- Goal of the exercise
Look through the records below and collect all lines that hold the string "middag".
=== Recorded data ===
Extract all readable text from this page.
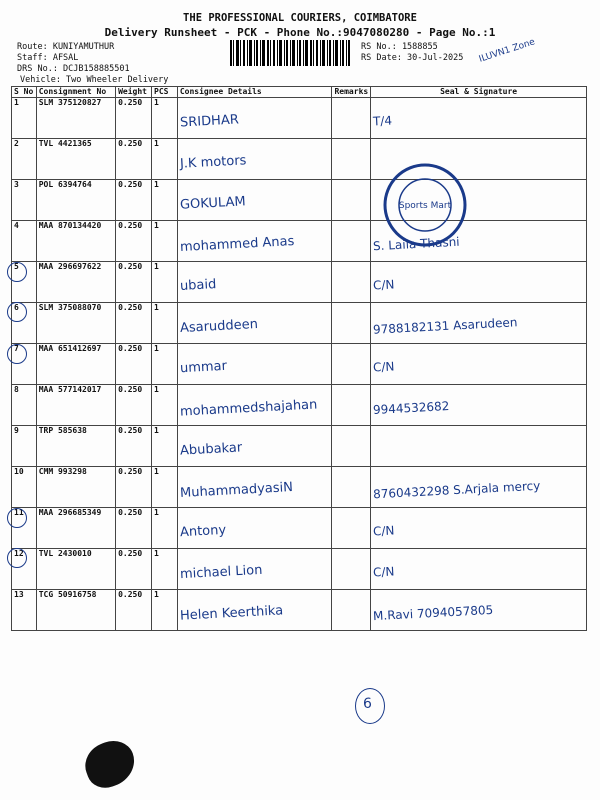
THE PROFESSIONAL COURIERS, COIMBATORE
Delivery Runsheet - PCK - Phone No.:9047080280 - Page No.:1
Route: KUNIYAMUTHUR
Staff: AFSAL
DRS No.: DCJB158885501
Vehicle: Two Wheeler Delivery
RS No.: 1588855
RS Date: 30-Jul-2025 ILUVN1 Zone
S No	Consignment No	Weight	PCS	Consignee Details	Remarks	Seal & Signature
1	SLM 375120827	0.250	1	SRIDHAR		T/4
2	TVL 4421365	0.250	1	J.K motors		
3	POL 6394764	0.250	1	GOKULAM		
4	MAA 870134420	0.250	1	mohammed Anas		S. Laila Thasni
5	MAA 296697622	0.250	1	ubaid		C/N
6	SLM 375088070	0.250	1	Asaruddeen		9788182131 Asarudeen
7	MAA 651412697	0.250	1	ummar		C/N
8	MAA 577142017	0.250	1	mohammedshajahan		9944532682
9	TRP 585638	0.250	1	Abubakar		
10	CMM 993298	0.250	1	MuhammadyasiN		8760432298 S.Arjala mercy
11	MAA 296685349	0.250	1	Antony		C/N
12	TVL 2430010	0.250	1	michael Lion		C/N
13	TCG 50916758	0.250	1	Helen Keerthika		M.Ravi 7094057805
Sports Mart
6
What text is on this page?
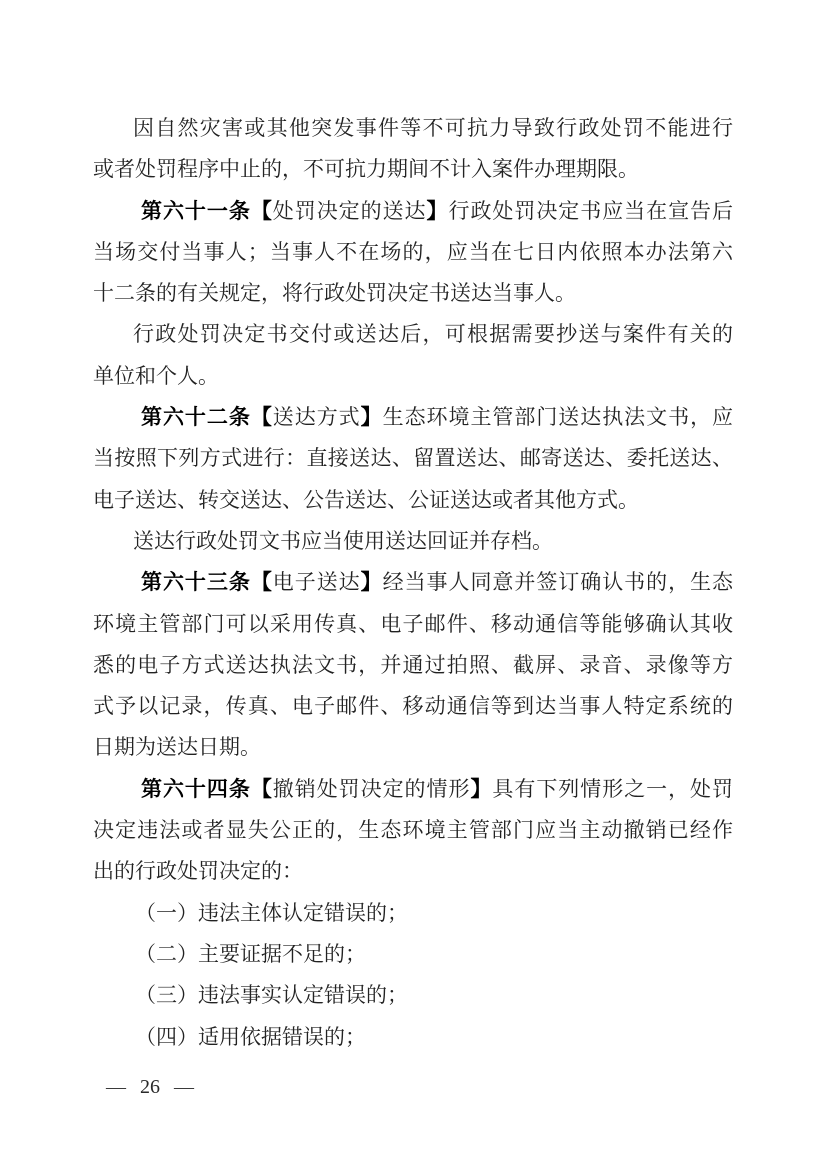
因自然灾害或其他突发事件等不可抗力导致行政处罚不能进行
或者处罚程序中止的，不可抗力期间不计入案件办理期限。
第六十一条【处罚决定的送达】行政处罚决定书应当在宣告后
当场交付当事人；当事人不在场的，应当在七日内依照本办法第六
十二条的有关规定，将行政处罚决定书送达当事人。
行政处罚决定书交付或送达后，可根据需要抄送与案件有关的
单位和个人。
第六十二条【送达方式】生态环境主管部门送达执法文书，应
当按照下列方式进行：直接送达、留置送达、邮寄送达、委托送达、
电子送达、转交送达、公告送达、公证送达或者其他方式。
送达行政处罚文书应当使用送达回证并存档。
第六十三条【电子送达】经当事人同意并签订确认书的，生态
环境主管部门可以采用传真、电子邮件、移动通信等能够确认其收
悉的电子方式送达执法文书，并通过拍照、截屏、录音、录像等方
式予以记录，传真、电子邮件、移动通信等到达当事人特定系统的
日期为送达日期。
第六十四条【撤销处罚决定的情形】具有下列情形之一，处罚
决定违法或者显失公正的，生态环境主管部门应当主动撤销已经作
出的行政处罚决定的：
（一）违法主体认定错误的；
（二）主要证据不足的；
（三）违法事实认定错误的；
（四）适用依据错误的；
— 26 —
===
=== Recorded data ===
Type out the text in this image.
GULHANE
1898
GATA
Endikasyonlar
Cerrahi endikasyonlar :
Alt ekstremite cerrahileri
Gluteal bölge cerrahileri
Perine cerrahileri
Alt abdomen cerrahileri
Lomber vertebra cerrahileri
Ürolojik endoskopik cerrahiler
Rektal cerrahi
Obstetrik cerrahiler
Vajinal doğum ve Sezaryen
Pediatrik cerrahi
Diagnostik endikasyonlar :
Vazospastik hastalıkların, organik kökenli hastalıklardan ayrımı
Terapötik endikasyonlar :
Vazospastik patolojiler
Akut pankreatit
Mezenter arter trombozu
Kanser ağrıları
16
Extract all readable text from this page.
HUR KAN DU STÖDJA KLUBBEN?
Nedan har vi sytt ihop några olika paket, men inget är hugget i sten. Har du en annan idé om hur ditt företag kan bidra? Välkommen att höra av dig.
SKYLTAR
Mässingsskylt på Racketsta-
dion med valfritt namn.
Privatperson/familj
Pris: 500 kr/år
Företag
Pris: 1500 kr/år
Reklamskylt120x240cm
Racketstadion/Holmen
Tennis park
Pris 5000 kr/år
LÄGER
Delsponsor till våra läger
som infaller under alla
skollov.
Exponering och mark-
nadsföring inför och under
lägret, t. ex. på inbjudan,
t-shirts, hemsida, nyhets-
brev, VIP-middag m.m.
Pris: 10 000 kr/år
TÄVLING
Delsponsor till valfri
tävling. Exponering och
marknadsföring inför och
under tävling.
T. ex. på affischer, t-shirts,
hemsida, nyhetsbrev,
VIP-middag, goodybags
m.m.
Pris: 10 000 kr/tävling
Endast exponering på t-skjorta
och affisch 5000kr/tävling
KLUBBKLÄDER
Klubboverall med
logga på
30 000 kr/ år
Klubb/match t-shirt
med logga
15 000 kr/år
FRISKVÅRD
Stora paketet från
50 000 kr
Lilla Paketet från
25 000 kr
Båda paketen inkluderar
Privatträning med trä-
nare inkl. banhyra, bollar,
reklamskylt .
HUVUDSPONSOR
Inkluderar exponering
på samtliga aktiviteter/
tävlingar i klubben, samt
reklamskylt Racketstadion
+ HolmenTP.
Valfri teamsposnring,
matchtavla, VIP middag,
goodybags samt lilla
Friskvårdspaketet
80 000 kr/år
===
- Response to the exercise
brev, VIP-middag m.m.
VIP-middag, goodybags
matchtavla, VIP middag,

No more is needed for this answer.